>> START Dataset records

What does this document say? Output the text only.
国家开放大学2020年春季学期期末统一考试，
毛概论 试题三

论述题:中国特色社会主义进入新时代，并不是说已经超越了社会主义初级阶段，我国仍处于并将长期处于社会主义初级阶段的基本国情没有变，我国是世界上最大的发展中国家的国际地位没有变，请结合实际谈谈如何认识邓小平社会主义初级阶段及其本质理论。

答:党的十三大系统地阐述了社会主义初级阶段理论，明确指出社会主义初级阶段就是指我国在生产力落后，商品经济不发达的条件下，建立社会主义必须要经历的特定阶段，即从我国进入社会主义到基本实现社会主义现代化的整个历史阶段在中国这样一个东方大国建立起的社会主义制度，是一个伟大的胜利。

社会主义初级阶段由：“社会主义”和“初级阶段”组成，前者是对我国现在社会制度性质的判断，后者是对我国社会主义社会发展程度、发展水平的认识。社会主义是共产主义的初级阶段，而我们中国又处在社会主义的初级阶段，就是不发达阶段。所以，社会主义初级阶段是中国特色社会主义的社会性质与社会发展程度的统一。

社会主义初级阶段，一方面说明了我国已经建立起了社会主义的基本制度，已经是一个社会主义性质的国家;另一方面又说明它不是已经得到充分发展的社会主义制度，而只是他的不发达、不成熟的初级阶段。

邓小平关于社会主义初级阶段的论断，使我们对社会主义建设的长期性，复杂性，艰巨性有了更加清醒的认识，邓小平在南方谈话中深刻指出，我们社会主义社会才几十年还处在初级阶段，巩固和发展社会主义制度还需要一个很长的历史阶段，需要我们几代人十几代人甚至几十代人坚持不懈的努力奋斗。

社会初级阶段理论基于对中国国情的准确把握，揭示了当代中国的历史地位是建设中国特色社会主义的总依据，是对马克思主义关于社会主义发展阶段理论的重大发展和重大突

>> END Dataset records

Task to carry out:
Repeat back the data above, exact to the last character.

Full response:
What does this document say? Output the text only.
国家开放大学2020年春季学期期末统一考试，
毛概论 试题三

论述题:中国特色社会主义进入新时代，并不是说已经超越了社会主义初级阶段，我国仍处于并将长期处于社会主义初级阶段的基本国情没有变，我国是世界上最大的发展中国家的国际地位没有变，请结合实际谈谈如何认识邓小平社会主义初级阶段及其本质理论。

答:党的十三大系统地阐述了社会主义初级阶段理论，明确指出社会主义初级阶段就是指我国在生产力落后，商品经济不发达的条件下，建立社会主义必须要经历的特定阶段，即从我国进入社会主义到基本实现社会主义现代化的整个历史阶段在中国这样一个东方大国建立起的社会主义制度，是一个伟大的胜利。

社会主义初级阶段由：“社会主义”和“初级阶段”组成，前者是对我国现在社会制度性质的判断，后者是对我国社会主义社会发展程度、发展水平的认识。社会主义是共产主义的初级阶段，而我们中国又处在社会主义的初级阶段，就是不发达阶段。所以，社会主义初级阶段是中国特色社会主义的社会性质与社会发展程度的统一。

社会主义初级阶段，一方面说明了我国已经建立起了社会主义的基本制度，已经是一个社会主义性质的国家;另一方面又说明它不是已经得到充分发展的社会主义制度，而只是他的不发达、不成熟的初级阶段。

邓小平关于社会主义初级阶段的论断，使我们对社会主义建设的长期性，复杂性，艰巨性有了更加清醒的认识，邓小平在南方谈话中深刻指出，我们社会主义社会才几十年还处在初级阶段，巩固和发展社会主义制度还需要一个很长的历史阶段，需要我们几代人十几代人甚至几十代人坚持不懈的努力奋斗。

社会初级阶段理论基于对中国国情的准确把握，揭示了当代中国的历史地位是建设中国特色社会主义的总依据，是对马克思主义关于社会主义发展阶段理论的重大发展和重大突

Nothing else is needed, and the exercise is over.